*EXERCISE*.
In the entries that follow, how many lines contain the word "point"? Answer with the number only.

*** INFORMATION SHOWN

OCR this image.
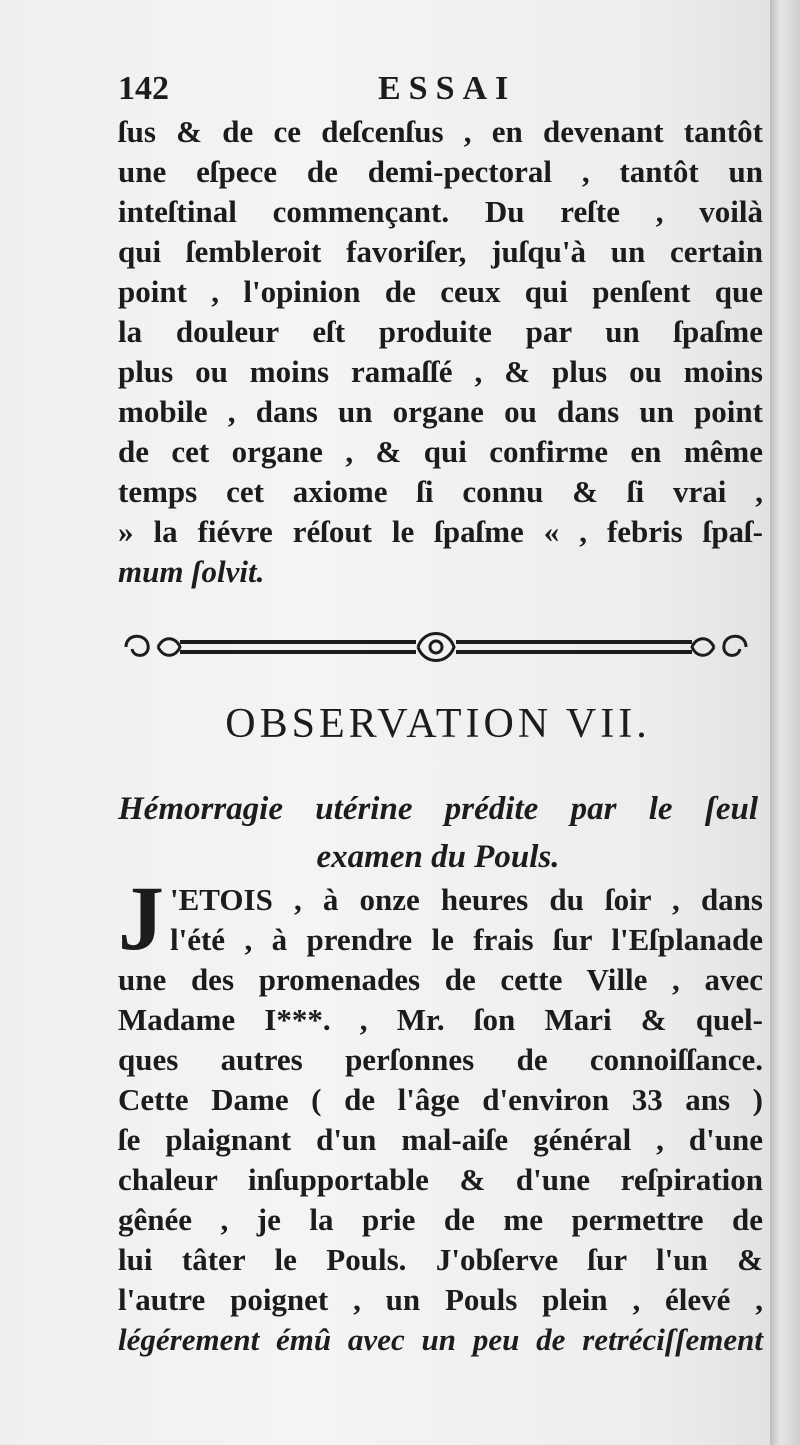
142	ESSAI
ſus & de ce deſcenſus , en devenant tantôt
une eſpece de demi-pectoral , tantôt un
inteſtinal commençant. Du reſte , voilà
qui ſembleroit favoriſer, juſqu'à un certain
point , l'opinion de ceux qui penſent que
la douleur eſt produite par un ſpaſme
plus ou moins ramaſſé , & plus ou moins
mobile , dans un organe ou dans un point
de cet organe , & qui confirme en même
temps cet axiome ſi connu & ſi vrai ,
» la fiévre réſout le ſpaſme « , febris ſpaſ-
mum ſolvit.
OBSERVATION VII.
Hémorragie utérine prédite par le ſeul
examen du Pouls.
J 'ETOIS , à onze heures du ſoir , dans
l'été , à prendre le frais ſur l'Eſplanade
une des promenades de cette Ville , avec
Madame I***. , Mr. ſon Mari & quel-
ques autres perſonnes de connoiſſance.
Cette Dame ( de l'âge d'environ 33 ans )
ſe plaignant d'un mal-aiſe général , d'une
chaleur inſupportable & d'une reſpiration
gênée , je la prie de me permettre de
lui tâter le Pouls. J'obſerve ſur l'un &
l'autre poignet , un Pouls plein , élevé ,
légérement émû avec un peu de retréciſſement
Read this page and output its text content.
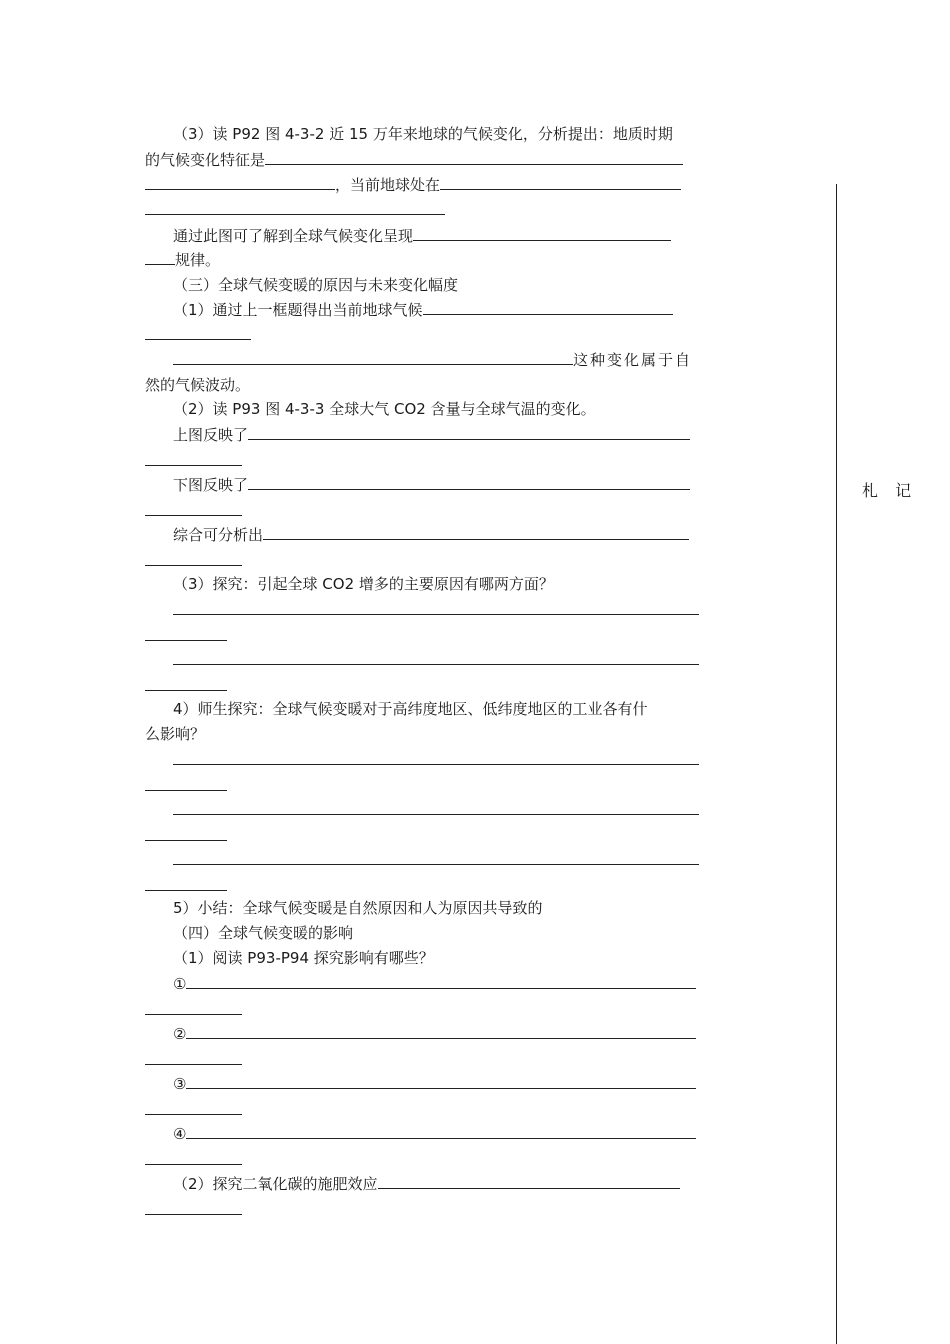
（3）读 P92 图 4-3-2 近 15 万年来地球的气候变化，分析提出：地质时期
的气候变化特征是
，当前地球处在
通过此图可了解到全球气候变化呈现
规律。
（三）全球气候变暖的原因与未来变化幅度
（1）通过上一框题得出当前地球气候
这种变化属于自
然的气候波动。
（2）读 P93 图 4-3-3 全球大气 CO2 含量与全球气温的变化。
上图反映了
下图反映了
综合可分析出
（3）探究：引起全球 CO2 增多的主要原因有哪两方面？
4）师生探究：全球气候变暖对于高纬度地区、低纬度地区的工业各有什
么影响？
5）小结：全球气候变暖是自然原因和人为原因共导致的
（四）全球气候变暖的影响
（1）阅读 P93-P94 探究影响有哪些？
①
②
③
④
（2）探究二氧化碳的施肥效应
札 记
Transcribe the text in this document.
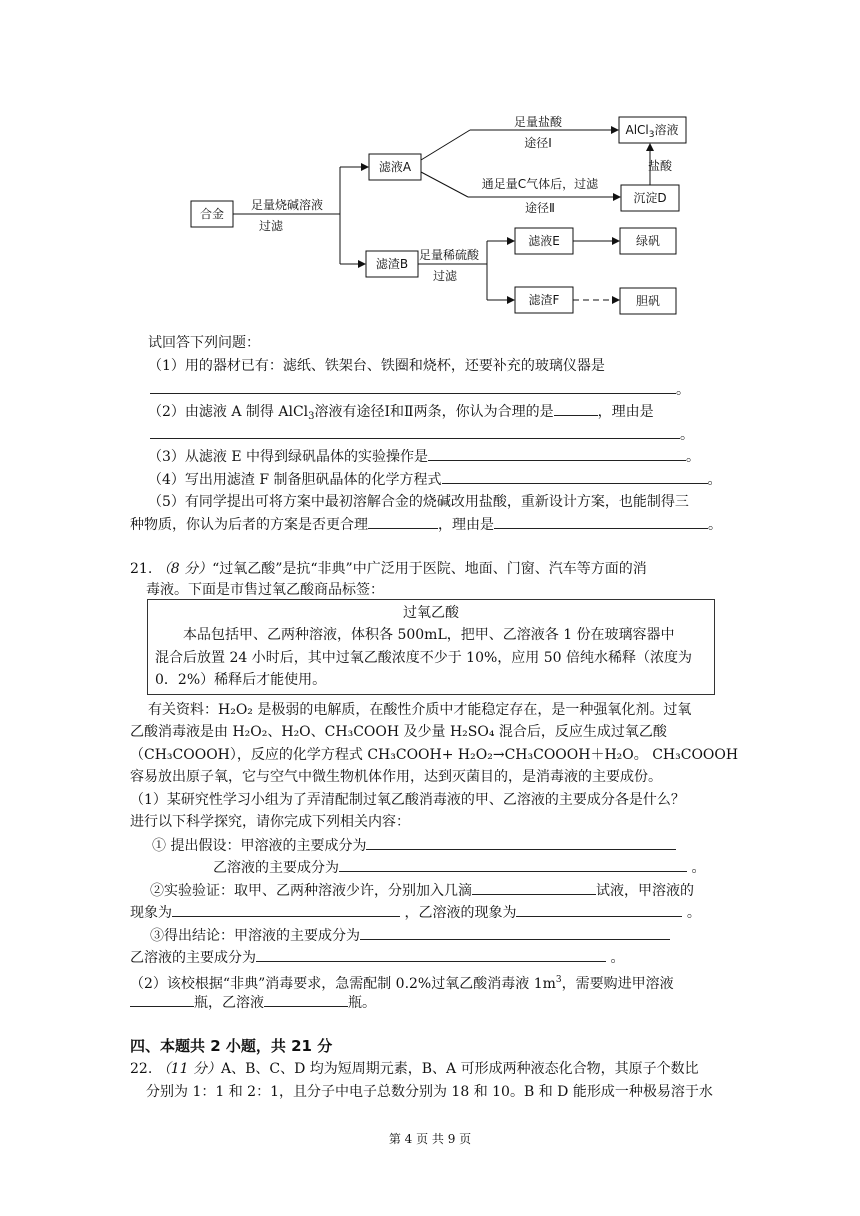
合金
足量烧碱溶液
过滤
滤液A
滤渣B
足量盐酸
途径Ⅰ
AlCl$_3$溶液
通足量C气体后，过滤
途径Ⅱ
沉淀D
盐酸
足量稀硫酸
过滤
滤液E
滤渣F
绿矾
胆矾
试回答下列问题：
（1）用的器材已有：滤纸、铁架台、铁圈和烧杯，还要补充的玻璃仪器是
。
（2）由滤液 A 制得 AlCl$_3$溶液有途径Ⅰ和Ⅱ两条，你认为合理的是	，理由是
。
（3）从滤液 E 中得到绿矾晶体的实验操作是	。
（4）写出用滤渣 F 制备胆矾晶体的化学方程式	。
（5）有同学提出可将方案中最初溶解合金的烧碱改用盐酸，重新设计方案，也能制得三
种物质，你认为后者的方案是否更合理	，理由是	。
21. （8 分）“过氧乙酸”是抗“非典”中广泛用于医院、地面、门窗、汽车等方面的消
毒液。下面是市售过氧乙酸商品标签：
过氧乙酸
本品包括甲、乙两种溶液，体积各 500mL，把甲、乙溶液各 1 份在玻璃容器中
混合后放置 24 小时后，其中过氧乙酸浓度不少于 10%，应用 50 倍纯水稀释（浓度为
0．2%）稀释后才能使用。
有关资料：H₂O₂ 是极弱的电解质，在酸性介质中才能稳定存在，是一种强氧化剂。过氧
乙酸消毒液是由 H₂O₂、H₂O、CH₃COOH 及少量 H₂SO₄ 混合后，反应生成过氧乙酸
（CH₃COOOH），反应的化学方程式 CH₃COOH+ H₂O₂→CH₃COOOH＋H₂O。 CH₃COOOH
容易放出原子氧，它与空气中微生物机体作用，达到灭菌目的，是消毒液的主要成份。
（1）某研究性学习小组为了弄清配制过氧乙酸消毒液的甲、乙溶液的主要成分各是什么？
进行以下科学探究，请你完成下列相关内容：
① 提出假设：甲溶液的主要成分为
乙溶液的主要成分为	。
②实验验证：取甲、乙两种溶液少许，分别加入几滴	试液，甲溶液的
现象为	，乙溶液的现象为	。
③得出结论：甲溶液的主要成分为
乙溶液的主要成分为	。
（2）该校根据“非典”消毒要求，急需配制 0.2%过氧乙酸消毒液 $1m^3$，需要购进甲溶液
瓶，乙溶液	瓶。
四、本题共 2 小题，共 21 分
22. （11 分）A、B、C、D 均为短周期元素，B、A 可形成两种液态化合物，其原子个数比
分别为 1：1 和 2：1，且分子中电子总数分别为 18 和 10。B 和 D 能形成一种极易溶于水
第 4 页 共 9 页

******

*COMPLETED TASK*.
2